--- START RECORDED DATA ---
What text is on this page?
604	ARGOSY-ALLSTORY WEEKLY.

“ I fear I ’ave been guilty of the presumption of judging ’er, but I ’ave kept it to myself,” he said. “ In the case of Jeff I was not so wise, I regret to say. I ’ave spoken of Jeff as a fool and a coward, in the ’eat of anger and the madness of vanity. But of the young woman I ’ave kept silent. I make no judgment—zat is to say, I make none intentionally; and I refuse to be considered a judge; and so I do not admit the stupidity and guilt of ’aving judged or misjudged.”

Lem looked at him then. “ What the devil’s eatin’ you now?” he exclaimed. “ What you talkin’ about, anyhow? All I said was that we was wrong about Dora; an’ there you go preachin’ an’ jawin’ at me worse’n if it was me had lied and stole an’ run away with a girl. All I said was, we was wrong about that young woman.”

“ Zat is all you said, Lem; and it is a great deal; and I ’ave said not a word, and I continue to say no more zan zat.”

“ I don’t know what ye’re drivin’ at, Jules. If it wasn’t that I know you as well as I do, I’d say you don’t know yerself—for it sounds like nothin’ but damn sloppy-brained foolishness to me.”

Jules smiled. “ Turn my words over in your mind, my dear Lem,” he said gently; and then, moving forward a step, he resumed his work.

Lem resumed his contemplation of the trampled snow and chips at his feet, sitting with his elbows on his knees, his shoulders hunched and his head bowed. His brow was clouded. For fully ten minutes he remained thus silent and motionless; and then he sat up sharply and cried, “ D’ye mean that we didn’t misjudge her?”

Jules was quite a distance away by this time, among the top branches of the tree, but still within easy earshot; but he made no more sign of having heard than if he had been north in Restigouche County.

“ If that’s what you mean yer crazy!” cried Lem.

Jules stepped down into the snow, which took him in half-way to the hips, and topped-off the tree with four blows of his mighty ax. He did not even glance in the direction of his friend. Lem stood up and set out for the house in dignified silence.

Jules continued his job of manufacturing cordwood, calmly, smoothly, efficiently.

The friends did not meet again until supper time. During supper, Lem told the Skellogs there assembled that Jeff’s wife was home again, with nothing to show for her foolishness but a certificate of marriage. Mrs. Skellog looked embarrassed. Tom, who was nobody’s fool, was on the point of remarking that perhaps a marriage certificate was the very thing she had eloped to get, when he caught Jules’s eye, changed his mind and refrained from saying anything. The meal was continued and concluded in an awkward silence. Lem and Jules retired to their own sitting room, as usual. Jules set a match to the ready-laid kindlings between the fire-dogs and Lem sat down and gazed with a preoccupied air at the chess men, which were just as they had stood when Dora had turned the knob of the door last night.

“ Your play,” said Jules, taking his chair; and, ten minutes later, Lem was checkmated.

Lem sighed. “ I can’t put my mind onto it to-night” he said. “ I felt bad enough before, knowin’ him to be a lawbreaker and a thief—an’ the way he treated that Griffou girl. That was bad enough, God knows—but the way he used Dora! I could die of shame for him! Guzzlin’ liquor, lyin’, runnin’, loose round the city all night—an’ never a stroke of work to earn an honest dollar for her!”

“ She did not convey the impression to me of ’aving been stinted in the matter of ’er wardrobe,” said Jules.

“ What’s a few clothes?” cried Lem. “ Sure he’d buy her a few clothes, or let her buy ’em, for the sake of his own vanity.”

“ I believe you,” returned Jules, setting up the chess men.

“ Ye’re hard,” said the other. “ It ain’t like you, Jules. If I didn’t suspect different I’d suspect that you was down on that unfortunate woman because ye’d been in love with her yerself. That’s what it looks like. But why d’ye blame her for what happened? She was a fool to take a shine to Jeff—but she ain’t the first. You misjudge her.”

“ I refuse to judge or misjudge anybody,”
--- END RECORDED DATA ---
## WRITTEN REQUEST
Write the listing out again, exactly as shown above.

## EXERCISE OUTPUT
What text is on this page?
604	ARGOSY-ALLSTORY WEEKLY.

“ I fear I ’ave been guilty of the presumption of judging ’er, but I ’ave kept it to myself,” he said. “ In the case of Jeff I was not so wise, I regret to say. I ’ave spoken of Jeff as a fool and a coward, in the ’eat of anger and the madness of vanity. But of the young woman I ’ave kept silent. I make no judgment—zat is to say, I make none intentionally; and I refuse to be considered a judge; and so I do not admit the stupidity and guilt of ’aving judged or misjudged.”

Lem looked at him then. “ What the devil’s eatin’ you now?” he exclaimed. “ What you talkin’ about, anyhow? All I said was that we was wrong about Dora; an’ there you go preachin’ an’ jawin’ at me worse’n if it was me had lied and stole an’ run away with a girl. All I said was, we was wrong about that young woman.”

“ Zat is all you said, Lem; and it is a great deal; and I ’ave said not a word, and I continue to say no more zan zat.”

“ I don’t know what ye’re drivin’ at, Jules. If it wasn’t that I know you as well as I do, I’d say you don’t know yerself—for it sounds like nothin’ but damn sloppy-brained foolishness to me.”

Jules smiled. “ Turn my words over in your mind, my dear Lem,” he said gently; and then, moving forward a step, he resumed his work.

Lem resumed his contemplation of the trampled snow and chips at his feet, sitting with his elbows on his knees, his shoulders hunched and his head bowed. His brow was clouded. For fully ten minutes he remained thus silent and motionless; and then he sat up sharply and cried, “ D’ye mean that we didn’t misjudge her?”

Jules was quite a distance away by this time, among the top branches of the tree, but still within easy earshot; but he made no more sign of having heard than if he had been north in Restigouche County.

“ If that’s what you mean yer crazy!” cried Lem.

Jules stepped down into the snow, which took him in half-way to the hips, and topped-off the tree with four blows of his mighty ax. He did not even glance in the direction of his friend. Lem stood up and set out for the house in dignified silence.

Jules continued his job of manufacturing cordwood, calmly, smoothly, efficiently.

The friends did not meet again until supper time. During supper, Lem told the Skellogs there assembled that Jeff’s wife was home again, with nothing to show for her foolishness but a certificate of marriage. Mrs. Skellog looked embarrassed. Tom, who was nobody’s fool, was on the point of remarking that perhaps a marriage certificate was the very thing she had eloped to get, when he caught Jules’s eye, changed his mind and refrained from saying anything. The meal was continued and concluded in an awkward silence. Lem and Jules retired to their own sitting room, as usual. Jules set a match to the ready-laid kindlings between the fire-dogs and Lem sat down and gazed with a preoccupied air at the chess men, which were just as they had stood when Dora had turned the knob of the door last night.

“ Your play,” said Jules, taking his chair; and, ten minutes later, Lem was checkmated.

Lem sighed. “ I can’t put my mind onto it to-night” he said. “ I felt bad enough before, knowin’ him to be a lawbreaker and a thief—an’ the way he treated that Griffou girl. That was bad enough, God knows—but the way he used Dora! I could die of shame for him! Guzzlin’ liquor, lyin’, runnin’, loose round the city all night—an’ never a stroke of work to earn an honest dollar for her!”

“ She did not convey the impression to me of ’aving been stinted in the matter of ’er wardrobe,” said Jules.

“ What’s a few clothes?” cried Lem. “ Sure he’d buy her a few clothes, or let her buy ’em, for the sake of his own vanity.”

“ I believe you,” returned Jules, setting up the chess men.

“ Ye’re hard,” said the other. “ It ain’t like you, Jules. If I didn’t suspect different I’d suspect that you was down on that unfortunate woman because ye’d been in love with her yerself. That’s what it looks like. But why d’ye blame her for what happened? She was a fool to take a shine to Jeff—but she ain’t the first. You misjudge her.”

“ I refuse to judge or misjudge anybody,”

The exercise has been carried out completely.